Arrange the entries from the line containing "Annotate this image: element" through the line containing "swap-spike [363, 106, 367, 154]" as a Markdown table with the columns Row and Text, leaving out any blank lines.

=== Data for processing ===

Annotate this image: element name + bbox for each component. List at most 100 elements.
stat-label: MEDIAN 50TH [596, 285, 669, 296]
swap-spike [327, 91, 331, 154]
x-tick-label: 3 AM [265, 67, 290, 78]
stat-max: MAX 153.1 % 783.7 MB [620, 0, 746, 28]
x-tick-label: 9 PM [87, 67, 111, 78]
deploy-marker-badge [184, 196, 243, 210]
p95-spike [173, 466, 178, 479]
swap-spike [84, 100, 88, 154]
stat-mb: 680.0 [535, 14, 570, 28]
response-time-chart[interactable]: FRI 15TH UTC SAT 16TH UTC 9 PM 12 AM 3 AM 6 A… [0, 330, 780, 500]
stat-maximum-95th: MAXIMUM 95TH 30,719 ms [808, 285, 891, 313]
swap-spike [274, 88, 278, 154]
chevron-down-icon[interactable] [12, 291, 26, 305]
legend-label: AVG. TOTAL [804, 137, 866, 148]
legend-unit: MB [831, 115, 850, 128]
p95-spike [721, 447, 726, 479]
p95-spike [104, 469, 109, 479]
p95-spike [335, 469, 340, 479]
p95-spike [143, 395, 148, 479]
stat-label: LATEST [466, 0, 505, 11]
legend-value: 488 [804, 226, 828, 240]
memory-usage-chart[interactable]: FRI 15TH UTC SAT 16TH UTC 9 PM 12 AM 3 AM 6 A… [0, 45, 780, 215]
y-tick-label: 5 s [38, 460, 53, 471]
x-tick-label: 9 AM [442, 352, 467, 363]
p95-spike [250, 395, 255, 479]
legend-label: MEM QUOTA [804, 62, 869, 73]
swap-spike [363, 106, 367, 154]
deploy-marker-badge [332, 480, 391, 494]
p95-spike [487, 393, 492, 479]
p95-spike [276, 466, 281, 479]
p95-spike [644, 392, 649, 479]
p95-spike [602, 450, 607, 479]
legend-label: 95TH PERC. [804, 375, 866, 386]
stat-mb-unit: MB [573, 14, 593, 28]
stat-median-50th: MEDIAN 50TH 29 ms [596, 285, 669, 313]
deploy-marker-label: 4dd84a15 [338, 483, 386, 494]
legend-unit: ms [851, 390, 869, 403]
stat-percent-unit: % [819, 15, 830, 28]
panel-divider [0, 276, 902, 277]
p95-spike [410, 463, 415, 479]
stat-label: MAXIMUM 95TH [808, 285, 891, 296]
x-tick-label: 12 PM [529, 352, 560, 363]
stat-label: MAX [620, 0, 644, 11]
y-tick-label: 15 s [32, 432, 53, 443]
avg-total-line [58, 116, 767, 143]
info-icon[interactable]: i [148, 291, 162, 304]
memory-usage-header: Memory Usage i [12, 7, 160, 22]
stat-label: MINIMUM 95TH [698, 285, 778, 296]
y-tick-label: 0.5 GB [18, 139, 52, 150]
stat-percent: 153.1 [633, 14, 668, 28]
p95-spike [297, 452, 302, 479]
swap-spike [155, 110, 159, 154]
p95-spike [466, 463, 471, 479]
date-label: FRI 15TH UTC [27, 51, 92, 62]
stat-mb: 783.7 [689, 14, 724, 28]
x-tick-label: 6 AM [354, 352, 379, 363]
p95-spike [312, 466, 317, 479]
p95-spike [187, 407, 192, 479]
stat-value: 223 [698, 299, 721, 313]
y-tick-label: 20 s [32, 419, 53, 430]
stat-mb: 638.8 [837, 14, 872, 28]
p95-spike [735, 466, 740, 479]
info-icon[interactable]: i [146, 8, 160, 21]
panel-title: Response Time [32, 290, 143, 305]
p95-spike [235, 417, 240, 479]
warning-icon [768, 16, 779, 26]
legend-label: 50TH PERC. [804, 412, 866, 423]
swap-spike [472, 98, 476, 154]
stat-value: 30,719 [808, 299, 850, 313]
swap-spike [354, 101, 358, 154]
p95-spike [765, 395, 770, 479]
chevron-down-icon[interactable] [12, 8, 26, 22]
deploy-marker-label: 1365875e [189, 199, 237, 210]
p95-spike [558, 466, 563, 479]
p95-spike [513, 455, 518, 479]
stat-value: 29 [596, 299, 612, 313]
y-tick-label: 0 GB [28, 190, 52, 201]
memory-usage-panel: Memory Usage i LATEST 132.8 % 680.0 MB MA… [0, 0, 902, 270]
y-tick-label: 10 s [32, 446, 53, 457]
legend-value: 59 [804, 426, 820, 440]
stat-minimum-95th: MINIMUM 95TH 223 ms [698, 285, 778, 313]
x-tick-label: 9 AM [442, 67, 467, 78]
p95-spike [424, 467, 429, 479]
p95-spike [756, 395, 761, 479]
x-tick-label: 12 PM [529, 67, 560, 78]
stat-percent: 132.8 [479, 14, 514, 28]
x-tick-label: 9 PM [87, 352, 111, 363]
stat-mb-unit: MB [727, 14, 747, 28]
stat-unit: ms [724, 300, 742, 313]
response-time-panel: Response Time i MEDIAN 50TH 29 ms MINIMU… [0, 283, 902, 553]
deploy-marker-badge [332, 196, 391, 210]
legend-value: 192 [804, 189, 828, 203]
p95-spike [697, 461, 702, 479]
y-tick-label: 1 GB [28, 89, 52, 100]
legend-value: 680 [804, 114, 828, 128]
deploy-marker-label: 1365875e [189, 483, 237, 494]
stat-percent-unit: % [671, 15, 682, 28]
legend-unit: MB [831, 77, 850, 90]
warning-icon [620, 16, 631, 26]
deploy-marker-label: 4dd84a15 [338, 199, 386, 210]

===
=== Data for processing ===

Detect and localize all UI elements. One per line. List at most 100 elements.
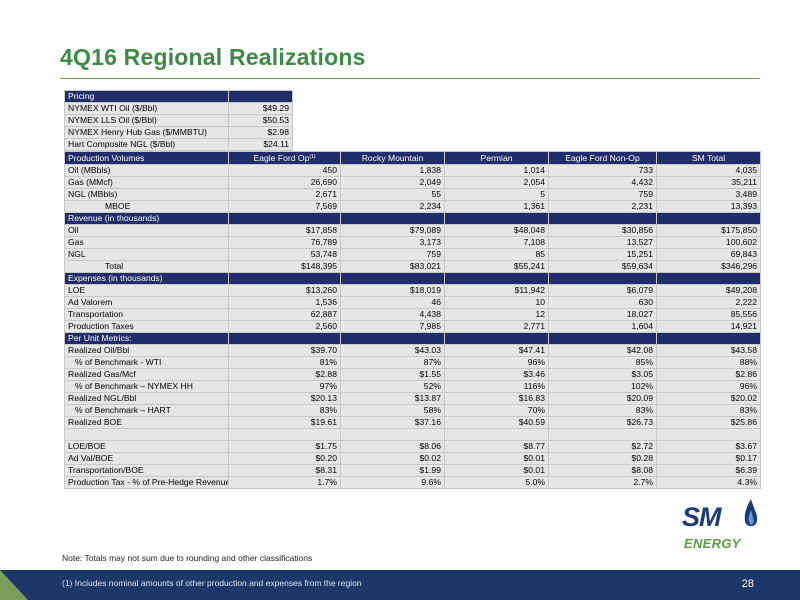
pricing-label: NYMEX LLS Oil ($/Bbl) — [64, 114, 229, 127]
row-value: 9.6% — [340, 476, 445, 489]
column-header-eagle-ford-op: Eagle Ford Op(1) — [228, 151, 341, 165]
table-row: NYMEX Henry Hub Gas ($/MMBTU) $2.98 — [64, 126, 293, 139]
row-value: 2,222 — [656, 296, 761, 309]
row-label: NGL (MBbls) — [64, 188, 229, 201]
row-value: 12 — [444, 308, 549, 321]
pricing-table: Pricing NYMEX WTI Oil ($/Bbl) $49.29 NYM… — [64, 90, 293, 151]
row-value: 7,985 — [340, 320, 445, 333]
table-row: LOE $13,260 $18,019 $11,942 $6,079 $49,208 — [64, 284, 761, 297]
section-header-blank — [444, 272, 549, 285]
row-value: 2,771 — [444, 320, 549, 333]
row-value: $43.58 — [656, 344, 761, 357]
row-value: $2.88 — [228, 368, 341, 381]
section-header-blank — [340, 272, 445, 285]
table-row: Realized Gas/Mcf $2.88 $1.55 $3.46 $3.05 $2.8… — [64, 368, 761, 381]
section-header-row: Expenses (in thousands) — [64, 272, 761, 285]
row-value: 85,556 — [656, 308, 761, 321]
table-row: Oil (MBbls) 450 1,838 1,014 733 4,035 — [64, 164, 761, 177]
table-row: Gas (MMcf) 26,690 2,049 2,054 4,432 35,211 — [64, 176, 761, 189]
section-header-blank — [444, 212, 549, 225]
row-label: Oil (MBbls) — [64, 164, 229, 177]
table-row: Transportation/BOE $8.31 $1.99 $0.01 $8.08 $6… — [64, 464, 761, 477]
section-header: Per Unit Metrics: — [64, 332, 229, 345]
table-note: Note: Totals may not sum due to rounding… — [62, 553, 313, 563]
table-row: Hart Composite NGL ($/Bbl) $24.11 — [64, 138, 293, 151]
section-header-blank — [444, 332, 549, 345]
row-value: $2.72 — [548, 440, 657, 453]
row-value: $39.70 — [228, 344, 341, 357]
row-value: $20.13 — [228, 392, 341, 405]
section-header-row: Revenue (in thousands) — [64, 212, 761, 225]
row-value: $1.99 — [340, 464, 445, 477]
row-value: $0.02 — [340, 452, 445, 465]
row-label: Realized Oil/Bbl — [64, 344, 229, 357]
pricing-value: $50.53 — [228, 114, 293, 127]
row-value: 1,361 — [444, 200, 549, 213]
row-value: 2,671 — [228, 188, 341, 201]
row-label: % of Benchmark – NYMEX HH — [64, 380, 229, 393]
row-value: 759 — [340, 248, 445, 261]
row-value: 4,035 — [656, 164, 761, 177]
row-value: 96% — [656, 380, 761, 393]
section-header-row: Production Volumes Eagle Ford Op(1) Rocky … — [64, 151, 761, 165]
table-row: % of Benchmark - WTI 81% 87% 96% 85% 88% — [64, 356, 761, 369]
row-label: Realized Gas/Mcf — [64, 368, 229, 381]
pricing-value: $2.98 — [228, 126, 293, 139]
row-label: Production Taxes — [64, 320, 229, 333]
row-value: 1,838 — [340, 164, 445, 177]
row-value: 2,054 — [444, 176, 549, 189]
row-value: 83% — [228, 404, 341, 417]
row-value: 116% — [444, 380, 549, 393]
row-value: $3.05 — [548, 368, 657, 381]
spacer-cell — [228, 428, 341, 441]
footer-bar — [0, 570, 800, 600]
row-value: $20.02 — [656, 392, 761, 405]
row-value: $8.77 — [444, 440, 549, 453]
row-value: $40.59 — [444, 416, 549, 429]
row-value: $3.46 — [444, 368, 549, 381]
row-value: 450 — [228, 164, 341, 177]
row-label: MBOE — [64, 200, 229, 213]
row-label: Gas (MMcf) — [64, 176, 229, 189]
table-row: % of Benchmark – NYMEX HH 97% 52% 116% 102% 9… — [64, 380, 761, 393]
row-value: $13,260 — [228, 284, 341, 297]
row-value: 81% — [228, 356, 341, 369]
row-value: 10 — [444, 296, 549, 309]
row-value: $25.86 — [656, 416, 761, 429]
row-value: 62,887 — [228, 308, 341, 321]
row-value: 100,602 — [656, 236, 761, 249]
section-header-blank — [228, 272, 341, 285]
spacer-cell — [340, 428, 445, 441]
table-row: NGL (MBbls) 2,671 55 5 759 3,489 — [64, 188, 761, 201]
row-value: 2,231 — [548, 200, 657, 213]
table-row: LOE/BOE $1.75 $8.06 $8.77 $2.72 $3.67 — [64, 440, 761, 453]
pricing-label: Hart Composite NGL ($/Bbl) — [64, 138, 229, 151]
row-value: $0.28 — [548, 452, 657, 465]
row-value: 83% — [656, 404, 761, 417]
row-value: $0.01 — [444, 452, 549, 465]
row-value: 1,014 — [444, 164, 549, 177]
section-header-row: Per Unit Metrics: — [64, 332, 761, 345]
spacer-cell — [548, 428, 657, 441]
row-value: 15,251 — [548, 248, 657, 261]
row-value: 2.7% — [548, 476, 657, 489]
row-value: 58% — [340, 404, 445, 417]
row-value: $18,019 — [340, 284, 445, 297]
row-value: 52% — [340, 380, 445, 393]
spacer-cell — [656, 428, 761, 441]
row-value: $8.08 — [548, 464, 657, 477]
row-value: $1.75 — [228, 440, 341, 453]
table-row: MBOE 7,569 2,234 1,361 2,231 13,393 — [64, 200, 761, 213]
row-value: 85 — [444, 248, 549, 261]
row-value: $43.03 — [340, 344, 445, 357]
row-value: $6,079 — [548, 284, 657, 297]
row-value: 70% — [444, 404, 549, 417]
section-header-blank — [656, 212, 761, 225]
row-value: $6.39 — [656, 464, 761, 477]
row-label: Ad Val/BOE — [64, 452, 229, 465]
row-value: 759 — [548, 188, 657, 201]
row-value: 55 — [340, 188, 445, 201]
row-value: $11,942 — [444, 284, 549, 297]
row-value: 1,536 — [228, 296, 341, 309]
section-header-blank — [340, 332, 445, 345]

===

- Response to this exercise:
| Row | Text |
|---|---|
| 1 | Annotate this image: element name + bbox for each component. List at most 100 elements. |
| 2 | stat-label: MEDIAN 50TH [596, 285, 669, 296] |
| 3 | swap-spike [327, 91, 331, 154] |
| 4 | x-tick-label: 3 AM [265, 67, 290, 78] |
| 5 | stat-max: MAX 153.1 % 783.7 MB [620, 0, 746, 28] |
| 6 | x-tick-label: 9 PM [87, 67, 111, 78] |
| 7 | deploy-marker-badge [184, 196, 243, 210] |
| 8 | p95-spike [173, 466, 178, 479] |
| 9 | swap-spike [84, 100, 88, 154] |
| 10 | stat-mb: 680.0 [535, 14, 570, 28] |
| 11 | response-time-chart[interactable]: FRI 15TH UTC SAT 16TH UTC 9 PM 12 AM 3 AM 6 A… [0, 330, 780, 500] |
| 12 | stat-maximum-95th: MAXIMUM 95TH 30,719 ms [808, 285, 891, 313] |
| 13 | swap-spike [274, 88, 278, 154] |
| 14 | chevron-down-icon[interactable] [12, 291, 26, 305] |
| 15 | legend-label: AVG. TOTAL [804, 137, 866, 148] |
| 16 | legend-unit: MB [831, 115, 850, 128] |
| 17 | p95-spike [721, 447, 726, 479] |
| 18 | p95-spike [104, 469, 109, 479] |
| 19 | p95-spike [335, 469, 340, 479] |
| 20 | p95-spike [143, 395, 148, 479] |
| 21 | stat-label: LATEST [466, 0, 505, 11] |
| 22 | legend-value: 488 [804, 226, 828, 240] |
| 23 | memory-usage-chart[interactable]: FRI 15TH UTC SAT 16TH UTC 9 PM 12 AM 3 AM 6 A… [0, 45, 780, 215] |
| 24 | y-tick-label: 5 s [38, 460, 53, 471] |
| 25 | x-tick-label: 9 AM [442, 352, 467, 363] |
| 26 | p95-spike [250, 395, 255, 479] |
| 27 | legend-label: MEM QUOTA [804, 62, 869, 73] |
| 28 | swap-spike [363, 106, 367, 154] |